Exercise
Your task is to transcribe all the entries exactly, excluding pictures.

The input

════════

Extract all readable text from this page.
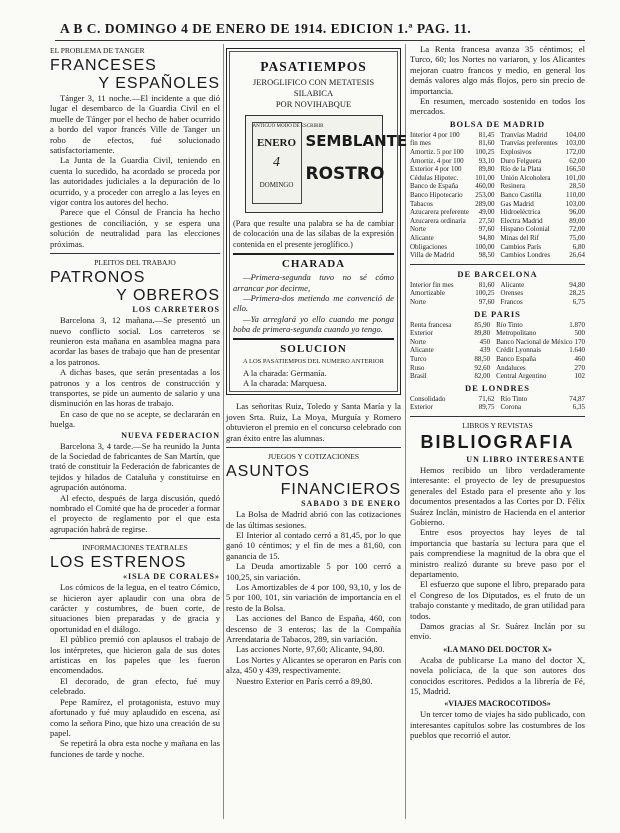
A B C. DOMINGO 4 DE ENERO DE 1914. EDICION 1.ª PAG. 11.
EL PROBLEMA DE TANGER
FRANCESES
Y ESPAÑOLES

Tánger 3, 11 noche.—El incidente a que dió lugar el desembarco de la Guardia Civil en el muelle de Tánger por el hecho de haber ocurrido a bordo del vapor francés Ville de Tanger un robo de efectos, fué solucionado satisfactoriamente.

La Junta de la Guardia Civil, teniendo en cuenta lo sucedido, ha acordado se proceda por las autoridades judiciales a la depuración de lo ocurrido, y a proceder con arreglo a las leyes en vigor contra los autores del hecho.

Parece que el Cónsul de Francia ha hecho gestiones de conciliación, y se espera una solución de neutralidad para las elecciones próximas.

PLEITOS DEL TRABAJO
PATRONOS
Y OBREROS
LOS CARRETEROS

Barcelona 3, 12 mañana.—Se presentó un nuevo conflicto social. Los carreteros se reunieron esta mañana en asamblea magna para acordar las bases de trabajo que han de presentar a los patronos.

A dichas bases, que serán presentadas a los patronos y a los centros de construcción y transportes, se pide un aumento de salario y una disminución en las horas de trabajo.

En caso de que no se acepte, se declararán en huelga.

NUEVA FEDERACION

Barcelona 3, 4 tarde.—Se ha reunido la Junta de la Sociedad de fabricantes de San Martín, que trató de constituir la Federación de fabricantes de tejidos y hilados de Cataluña y constituirse en agrupación autónoma.

Al efecto, después de larga discusión, quedó nombrado el Comité que ha de proceder a formar el proyecto de reglamento por el que esta agrupación habrá de regirse.

INFORMACIONES TEATRALES
LOS ESTRENOS
«ISLA DE CORALES»

Los cómicos de la legua, en el teatro Cómico, se hicieron ayer aplaudir con una obra de carácter y costumbres, de buen corte, de situaciones bien preparadas y de gracia y oportunidad en el diálogo.

El público premió con aplausos el trabajo de los intérpretes, que hicieron gala de sus dotes artísticas en los papeles que les fueron encomendados.

El decorado, de gran efecto, fué muy celebrado.

Pepe Ramírez, el protagonista, estuvo muy afortunado y fué muy aplaudido en escena, así como la señora Pino, que hizo una creación de su papel.

Se repetirá la obra esta noche y mañana en las funciones de tarde y noche.

PASATIEMPOS
JEROGLIFICO CON METATESIS
SILABICA
POR NOVIHABQUE
ANTIGUO MODO DE ESCRIBIR
ENERO
4
DOMINGO
SEMBLANTE
ROSTRO
(Para que resulte una palabra se ha de cambiar de colocación una de las sílabas de la expresión contenida en el presente jeroglífico.)
CHARADA

—Primera-segunda tuvo no sé cómo arrancar por decirme,

—Primera-dos metiendo me convenció de ello.

—Ya arreglará yo ello cuando me ponga boba de primera-segunda cuando yo tengo.

SOLUCION
A LOS PASATIEMPOS DEL NUMERO ANTERIOR

A la charada: Germanía.

A la charada: Marquesa.

Las señoritas Ruiz, Toledo y Santa María y la joven Srta. Ruiz, La Moya, Murguía y Romero obtuvieron el premio en el concurso celebrado con gran éxito entre las alumnas.

JUEGOS Y COTIZACIONES
ASUNTOS
FINANCIEROS
SABADO 3 DE ENERO

La Bolsa de Madrid abrió con las cotizaciones de las últimas sesiones.

El Interior al contado cerró a 81,45, por lo que ganó 10 céntimos; y el fin de mes a 81,60, con ganancia de 15.

La Deuda amortizable 5 por 100 cerró a 100,25, sin variación.

Los Amortizables de 4 por 100, 93,10, y los de 5 por 100, 101, sin variación de importancia en el resto de la Bolsa.

Las acciones del Banco de España, 460, con descenso de 3 enteros; las de la Compañía Arrendataria de Tabacos, 289, sin variación.

Las acciones Norte, 97,60; Alicante, 94,80.

Los Nortes y Alicantes se operaron en París con alza, 450 y 439, respectivamente.

Nuestro Exterior en París cerró a 89,80.

La Renta francesa avanza 35 céntimos; el Turco, 60; los Nortes no variaron, y los Alicantes mejoran cuatro francos y medio, en general los demás valores algo más flojos, pero sin precio de importancia.

En resumen, mercado sostenido en todos los mercados.

BOLSA DE MADRID
Interior 4 por 100	81,45
fin mes	81,60
Amortiz. 5 por 100 100,25
Amortiz. 4 por 100 93,10
Exterior 4 por 100 89,80
Cédulas Hipotec. 101,00
Banco de España 460,00
Banco Hipotecario 253,00
Tabacos	289,00
Azucarera preferente 49,00
Azucarera ordinaria 27,50
Norte	97,60
Alicante	94,80
Obligaciones	100,00
Villa de Madrid	98,50
Tranvías Madrid	104,00
Tranvías preferentes 103,00
Explosivos	172,00
Duro Felguera	62,00
Río de la Plata	166,50
Unión Alcoholera 101,00
Resinera	28,50
Banco Castilla	110,00
Gas Madrid	103,00
Hidroeléctrica	96,00
Electra Madrid	89,00
Hispano Colonial	72,00
Minas del Rif	75,00
Cambios París	6,80
Cambios Londres	26,64
DE BARCELONA
Interior fin mes	81,60
Amortizable	100,25
Norte	97,60
Alicante	94,80
Orenses	28,25
Francos	6,75
DE PARIS
Renta francesa	85,90
Exterior	89,80
Norte	450
Alicante	439
Turco	88,50
Ruso	92,60
Brasil	82,00
Río Tinto	1.870
Metropolitano	500
Banco Nacional de México 170
Crédit Lyonnais	1.640
Banco España	460
Andaluces	270
Central Argentino	102
DE LONDRES
Consolidado	71,62
Exterior	89,75
Río Tinto	74,87
Corona	6,35
LIBROS Y REVISTAS
BIBLIOGRAFIA
UN LIBRO INTERESANTE

Hemos recibido un libro verdaderamente interesante: el proyecto de ley de presupuestos generales del Estado para el presente año y los documentos presentados a las Cortes por D. Félix Suárez Inclán, ministro de Hacienda en el anterior Gobierno.

Entre esos proyectos hay leyes de tal importancia que bastaría su lectura para que el país comprendiese la magnitud de la obra que el ministro realizó durante su breve paso por el departamento.

El esfuerzo que supone el libro, preparado para el Congreso de los Diputados, es el fruto de un trabajo constante y meditado, de gran utilidad para todos.

Damos gracias al Sr. Suárez Inclán por su envío.

«LA MANO DEL DOCTOR X»

Acaba de publicarse La mano del doctor X, novela policíaca, de la que son autores dos conocidos escritores. Pedidos a la librería de Fé, 15, Madrid.

«VIAJES MACROCOTIDOS»

Un tercer tomo de viajes ha sido publicado, con interesantes capítulos sobre las costumbres de los pueblos que recorrió el autor.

════════

Solution to the exercise
Extract all readable text from this page.
A B C. DOMINGO 4 DE ENERO DE 1914. EDICION 1.ª PAG. 11.
EL PROBLEMA DE TANGER
FRANCESES
Y ESPAÑOLES

Tánger 3, 11 noche.—El incidente a que dió lugar el desembarco de la Guardia Civil en el muelle de Tánger por el hecho de haber ocurrido a bordo del vapor francés Ville de Tanger un robo de efectos, fué solucionado satisfactoriamente.

La Junta de la Guardia Civil, teniendo en cuenta lo sucedido, ha acordado se proceda por las autoridades judiciales a la depuración de lo ocurrido, y a proceder con arreglo a las leyes en vigor contra los autores del hecho.

Parece que el Cónsul de Francia ha hecho gestiones de conciliación, y se espera una solución de neutralidad para las elecciones próximas.

PLEITOS DEL TRABAJO
PATRONOS
Y OBREROS
LOS CARRETEROS

Barcelona 3, 12 mañana.—Se presentó un nuevo conflicto social. Los carreteros se reunieron esta mañana en asamblea magna para acordar las bases de trabajo que han de presentar a los patronos.

A dichas bases, que serán presentadas a los patronos y a los centros de construcción y transportes, se pide un aumento de salario y una disminución en las horas de trabajo.

En caso de que no se acepte, se declararán en huelga.

NUEVA FEDERACION

Barcelona 3, 4 tarde.—Se ha reunido la Junta de la Sociedad de fabricantes de San Martín, que trató de constituir la Federación de fabricantes de tejidos y hilados de Cataluña y constituirse en agrupación autónoma.

Al efecto, después de larga discusión, quedó nombrado el Comité que ha de proceder a formar el proyecto de reglamento por el que esta agrupación habrá de regirse.

INFORMACIONES TEATRALES
LOS ESTRENOS
«ISLA DE CORALES»

Los cómicos de la legua, en el teatro Cómico, se hicieron ayer aplaudir con una obra de carácter y costumbres, de buen corte, de situaciones bien preparadas y de gracia y oportunidad en el diálogo.

El público premió con aplausos el trabajo de los intérpretes, que hicieron gala de sus dotes artísticas en los papeles que les fueron encomendados.

El decorado, de gran efecto, fué muy celebrado.

Pepe Ramírez, el protagonista, estuvo muy afortunado y fué muy aplaudido en escena, así como la señora Pino, que hizo una creación de su papel.

Se repetirá la obra esta noche y mañana en las funciones de tarde y noche.

PASATIEMPOS
JEROGLIFICO CON METATESIS
SILABICA
POR NOVIHABQUE
ANTIGUO MODO DE ESCRIBIR
ENERO
4
DOMINGO
SEMBLANTE
ROSTRO
(Para que resulte una palabra se ha de cambiar de colocación una de las sílabas de la expresión contenida en el presente jeroglífico.)
CHARADA

—Primera-segunda tuvo no sé cómo arrancar por decirme,

—Primera-dos metiendo me convenció de ello.

—Ya arreglará yo ello cuando me ponga boba de primera-segunda cuando yo tengo.

SOLUCION
A LOS PASATIEMPOS DEL NUMERO ANTERIOR

A la charada: Germanía.

A la charada: Marquesa.

Las señoritas Ruiz, Toledo y Santa María y la joven Srta. Ruiz, La Moya, Murguía y Romero obtuvieron el premio en el concurso celebrado con gran éxito entre las alumnas.

JUEGOS Y COTIZACIONES
ASUNTOS
FINANCIEROS
SABADO 3 DE ENERO

La Bolsa de Madrid abrió con las cotizaciones de las últimas sesiones.

El Interior al contado cerró a 81,45, por lo que ganó 10 céntimos; y el fin de mes a 81,60, con ganancia de 15.

La Deuda amortizable 5 por 100 cerró a 100,25, sin variación.

Los Amortizables de 4 por 100, 93,10, y los de 5 por 100, 101, sin variación de importancia en el resto de la Bolsa.

Las acciones del Banco de España, 460, con descenso de 3 enteros; las de la Compañía Arrendataria de Tabacos, 289, sin variación.

Las acciones Norte, 97,60; Alicante, 94,80.

Los Nortes y Alicantes se operaron en París con alza, 450 y 439, respectivamente.

Nuestro Exterior en París cerró a 89,80.

La Renta francesa avanza 35 céntimos; el Turco, 60; los Nortes no variaron, y los Alicantes mejoran cuatro francos y medio, en general los demás valores algo más flojos, pero sin precio de importancia.

En resumen, mercado sostenido en todos los mercados.

BOLSA DE MADRID
Interior 4 por 100	81,45
fin mes	81,60
Amortiz. 5 por 100 100,25
Amortiz. 4 por 100 93,10
Exterior 4 por 100 89,80
Cédulas Hipotec. 101,00
Banco de España 460,00
Banco Hipotecario 253,00
Tabacos	289,00
Azucarera preferente 49,00
Azucarera ordinaria 27,50
Norte	97,60
Alicante	94,80
Obligaciones	100,00
Villa de Madrid	98,50
Tranvías Madrid	104,00
Tranvías preferentes 103,00
Explosivos	172,00
Duro Felguera	62,00
Río de la Plata	166,50
Unión Alcoholera 101,00
Resinera	28,50
Banco Castilla	110,00
Gas Madrid	103,00
Hidroeléctrica	96,00
Electra Madrid	89,00
Hispano Colonial	72,00
Minas del Rif	75,00
Cambios París	6,80
Cambios Londres	26,64
DE BARCELONA
Interior fin mes	81,60
Amortizable	100,25
Norte	97,60
Alicante	94,80
Orenses	28,25
Francos	6,75
DE PARIS
Renta francesa	85,90
Exterior	89,80
Norte	450
Alicante	439
Turco	88,50
Ruso	92,60
Brasil	82,00
Río Tinto	1.870
Metropolitano	500
Banco Nacional de México 170
Crédit Lyonnais	1.640
Banco España	460
Andaluces	270
Central Argentino	102
DE LONDRES
Consolidado	71,62
Exterior	89,75
Río Tinto	74,87
Corona	6,35
LIBROS Y REVISTAS
BIBLIOGRAFIA
UN LIBRO INTERESANTE

Hemos recibido un libro verdaderamente interesante: el proyecto de ley de presupuestos generales del Estado para el presente año y los documentos presentados a las Cortes por D. Félix Suárez Inclán, ministro de Hacienda en el anterior Gobierno.

Entre esos proyectos hay leyes de tal importancia que bastaría su lectura para que el país comprendiese la magnitud de la obra que el ministro realizó durante su breve paso por el departamento.

El esfuerzo que supone el libro, preparado para el Congreso de los Diputados, es el fruto de un trabajo constante y meditado, de gran utilidad para todos.

Damos gracias al Sr. Suárez Inclán por su envío.

«LA MANO DEL DOCTOR X»

Acaba de publicarse La mano del doctor X, novela policíaca, de la que son autores dos conocidos escritores. Pedidos a la librería de Fé, 15, Madrid.

«VIAJES MACROCOTIDOS»

Un tercer tomo de viajes ha sido publicado, con interesantes capítulos sobre las costumbres de los pueblos que recorrió el autor.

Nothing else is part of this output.